- [STATED EXERCISE]: Go through the lines below and copy each one that holds the string "Bias".

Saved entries
::::::
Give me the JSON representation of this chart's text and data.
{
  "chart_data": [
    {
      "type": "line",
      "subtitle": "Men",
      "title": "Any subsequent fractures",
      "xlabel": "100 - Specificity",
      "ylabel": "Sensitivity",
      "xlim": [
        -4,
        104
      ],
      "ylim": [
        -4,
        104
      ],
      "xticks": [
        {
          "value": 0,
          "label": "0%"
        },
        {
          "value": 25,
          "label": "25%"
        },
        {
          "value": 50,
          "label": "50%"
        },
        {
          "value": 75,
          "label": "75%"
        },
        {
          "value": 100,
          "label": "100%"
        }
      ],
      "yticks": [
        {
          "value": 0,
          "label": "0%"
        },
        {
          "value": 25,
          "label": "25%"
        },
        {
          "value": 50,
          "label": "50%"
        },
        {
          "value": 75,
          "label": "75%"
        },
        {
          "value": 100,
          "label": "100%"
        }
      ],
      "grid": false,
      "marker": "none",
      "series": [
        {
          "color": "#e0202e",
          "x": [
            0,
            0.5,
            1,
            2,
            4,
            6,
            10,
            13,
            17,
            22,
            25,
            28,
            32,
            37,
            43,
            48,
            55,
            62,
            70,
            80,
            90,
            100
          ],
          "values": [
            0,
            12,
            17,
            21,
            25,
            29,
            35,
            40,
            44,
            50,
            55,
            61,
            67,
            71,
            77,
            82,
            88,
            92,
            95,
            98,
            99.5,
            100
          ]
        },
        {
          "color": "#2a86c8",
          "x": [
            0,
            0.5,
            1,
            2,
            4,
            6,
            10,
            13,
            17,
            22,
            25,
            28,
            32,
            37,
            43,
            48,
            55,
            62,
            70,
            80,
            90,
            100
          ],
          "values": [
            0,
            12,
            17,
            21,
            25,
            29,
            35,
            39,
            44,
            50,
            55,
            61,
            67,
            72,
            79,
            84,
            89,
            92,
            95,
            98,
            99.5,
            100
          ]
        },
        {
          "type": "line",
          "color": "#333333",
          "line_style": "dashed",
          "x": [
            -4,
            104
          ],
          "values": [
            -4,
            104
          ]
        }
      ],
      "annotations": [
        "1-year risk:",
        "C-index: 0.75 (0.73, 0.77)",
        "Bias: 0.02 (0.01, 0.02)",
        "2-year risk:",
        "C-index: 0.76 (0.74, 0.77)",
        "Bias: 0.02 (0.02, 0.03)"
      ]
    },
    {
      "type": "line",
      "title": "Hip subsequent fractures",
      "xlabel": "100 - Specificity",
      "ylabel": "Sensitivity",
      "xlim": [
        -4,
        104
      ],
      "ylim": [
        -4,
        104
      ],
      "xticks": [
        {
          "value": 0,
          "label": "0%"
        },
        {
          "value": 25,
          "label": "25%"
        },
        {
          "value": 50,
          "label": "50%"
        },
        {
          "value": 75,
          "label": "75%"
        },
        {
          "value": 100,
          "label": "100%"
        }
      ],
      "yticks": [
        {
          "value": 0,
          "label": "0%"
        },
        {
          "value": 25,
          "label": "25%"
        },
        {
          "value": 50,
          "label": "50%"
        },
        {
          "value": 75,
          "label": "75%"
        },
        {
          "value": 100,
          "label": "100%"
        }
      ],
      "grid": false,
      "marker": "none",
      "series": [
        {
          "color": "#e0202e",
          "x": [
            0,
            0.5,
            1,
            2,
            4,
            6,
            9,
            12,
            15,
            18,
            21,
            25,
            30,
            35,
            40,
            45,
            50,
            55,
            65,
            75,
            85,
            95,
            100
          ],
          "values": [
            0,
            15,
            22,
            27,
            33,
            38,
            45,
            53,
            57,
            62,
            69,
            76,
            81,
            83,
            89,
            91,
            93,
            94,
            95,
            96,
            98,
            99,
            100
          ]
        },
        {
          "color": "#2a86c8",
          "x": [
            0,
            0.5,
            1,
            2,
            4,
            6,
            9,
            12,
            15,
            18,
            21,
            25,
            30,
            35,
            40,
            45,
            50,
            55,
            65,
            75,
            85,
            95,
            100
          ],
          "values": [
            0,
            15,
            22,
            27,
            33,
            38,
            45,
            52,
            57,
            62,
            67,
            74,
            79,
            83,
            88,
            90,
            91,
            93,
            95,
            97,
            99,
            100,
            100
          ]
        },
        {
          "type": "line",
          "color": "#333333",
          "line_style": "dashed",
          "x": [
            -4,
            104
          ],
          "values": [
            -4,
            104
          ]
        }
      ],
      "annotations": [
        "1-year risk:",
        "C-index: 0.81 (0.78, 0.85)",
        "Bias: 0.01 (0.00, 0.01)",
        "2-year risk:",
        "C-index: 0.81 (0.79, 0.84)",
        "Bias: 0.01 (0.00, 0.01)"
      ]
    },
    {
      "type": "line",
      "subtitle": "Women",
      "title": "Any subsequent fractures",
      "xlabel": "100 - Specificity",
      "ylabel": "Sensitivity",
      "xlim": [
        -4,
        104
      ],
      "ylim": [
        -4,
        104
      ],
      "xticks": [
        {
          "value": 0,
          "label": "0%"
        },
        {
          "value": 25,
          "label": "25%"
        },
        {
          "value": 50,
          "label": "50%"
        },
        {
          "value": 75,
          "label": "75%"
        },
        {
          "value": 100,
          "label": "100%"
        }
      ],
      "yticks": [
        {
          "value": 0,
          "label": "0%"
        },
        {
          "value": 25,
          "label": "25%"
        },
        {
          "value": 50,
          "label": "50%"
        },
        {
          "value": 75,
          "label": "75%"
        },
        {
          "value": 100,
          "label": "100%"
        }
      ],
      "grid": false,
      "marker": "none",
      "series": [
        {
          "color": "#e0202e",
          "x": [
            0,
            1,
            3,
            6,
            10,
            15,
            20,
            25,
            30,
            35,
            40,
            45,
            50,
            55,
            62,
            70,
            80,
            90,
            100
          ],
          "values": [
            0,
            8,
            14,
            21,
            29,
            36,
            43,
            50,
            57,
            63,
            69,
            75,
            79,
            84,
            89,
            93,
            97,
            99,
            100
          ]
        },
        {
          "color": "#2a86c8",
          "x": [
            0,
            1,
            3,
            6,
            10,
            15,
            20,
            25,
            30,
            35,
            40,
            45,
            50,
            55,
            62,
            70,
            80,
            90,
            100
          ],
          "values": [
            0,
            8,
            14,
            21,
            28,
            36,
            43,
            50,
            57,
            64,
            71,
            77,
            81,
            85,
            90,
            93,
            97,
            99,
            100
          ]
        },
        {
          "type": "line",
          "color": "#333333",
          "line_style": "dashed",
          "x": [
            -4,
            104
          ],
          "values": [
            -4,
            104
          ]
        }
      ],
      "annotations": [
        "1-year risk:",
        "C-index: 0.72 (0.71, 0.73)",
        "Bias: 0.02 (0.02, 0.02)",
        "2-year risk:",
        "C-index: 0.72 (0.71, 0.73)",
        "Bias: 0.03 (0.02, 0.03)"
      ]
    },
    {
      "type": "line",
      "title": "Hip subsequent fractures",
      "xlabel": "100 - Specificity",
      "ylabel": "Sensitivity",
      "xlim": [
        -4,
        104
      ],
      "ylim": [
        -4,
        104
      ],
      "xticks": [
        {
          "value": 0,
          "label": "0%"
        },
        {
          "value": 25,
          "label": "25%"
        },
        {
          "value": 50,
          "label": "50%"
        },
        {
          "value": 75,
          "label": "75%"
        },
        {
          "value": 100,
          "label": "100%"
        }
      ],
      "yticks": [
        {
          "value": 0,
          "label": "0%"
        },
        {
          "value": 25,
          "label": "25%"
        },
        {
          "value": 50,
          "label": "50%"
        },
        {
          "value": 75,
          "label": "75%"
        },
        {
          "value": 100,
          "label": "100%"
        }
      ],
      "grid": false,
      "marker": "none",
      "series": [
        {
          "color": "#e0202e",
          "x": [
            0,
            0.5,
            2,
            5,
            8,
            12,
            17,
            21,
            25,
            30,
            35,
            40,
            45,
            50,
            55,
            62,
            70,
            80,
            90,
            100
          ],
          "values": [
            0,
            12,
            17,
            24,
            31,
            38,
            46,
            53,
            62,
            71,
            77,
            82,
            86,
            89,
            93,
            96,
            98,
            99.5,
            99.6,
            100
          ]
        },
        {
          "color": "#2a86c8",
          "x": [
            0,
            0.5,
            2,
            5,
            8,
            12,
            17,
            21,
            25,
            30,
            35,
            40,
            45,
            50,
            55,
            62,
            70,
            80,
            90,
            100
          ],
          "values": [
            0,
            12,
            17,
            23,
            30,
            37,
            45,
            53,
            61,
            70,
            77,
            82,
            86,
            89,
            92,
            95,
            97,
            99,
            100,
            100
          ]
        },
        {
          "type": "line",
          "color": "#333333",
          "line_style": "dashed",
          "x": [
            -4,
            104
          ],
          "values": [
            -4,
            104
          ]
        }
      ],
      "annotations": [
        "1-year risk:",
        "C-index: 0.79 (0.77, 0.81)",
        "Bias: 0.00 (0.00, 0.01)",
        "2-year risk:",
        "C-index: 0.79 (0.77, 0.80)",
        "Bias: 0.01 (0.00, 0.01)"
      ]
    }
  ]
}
::::::
- [EXERCISE SOLUTION]:
        "Bias: 0.02 (0.01, 0.02)",
        "Bias: 0.02 (0.02, 0.03)"
        "Bias: 0.01 (0.00, 0.01)",
        "Bias: 0.01 (0.00, 0.01)"
        "Bias: 0.02 (0.02, 0.02)",
        "Bias: 0.03 (0.02, 0.03)"
        "Bias: 0.00 (0.00, 0.01)",
        "Bias: 0.01 (0.00, 0.01)"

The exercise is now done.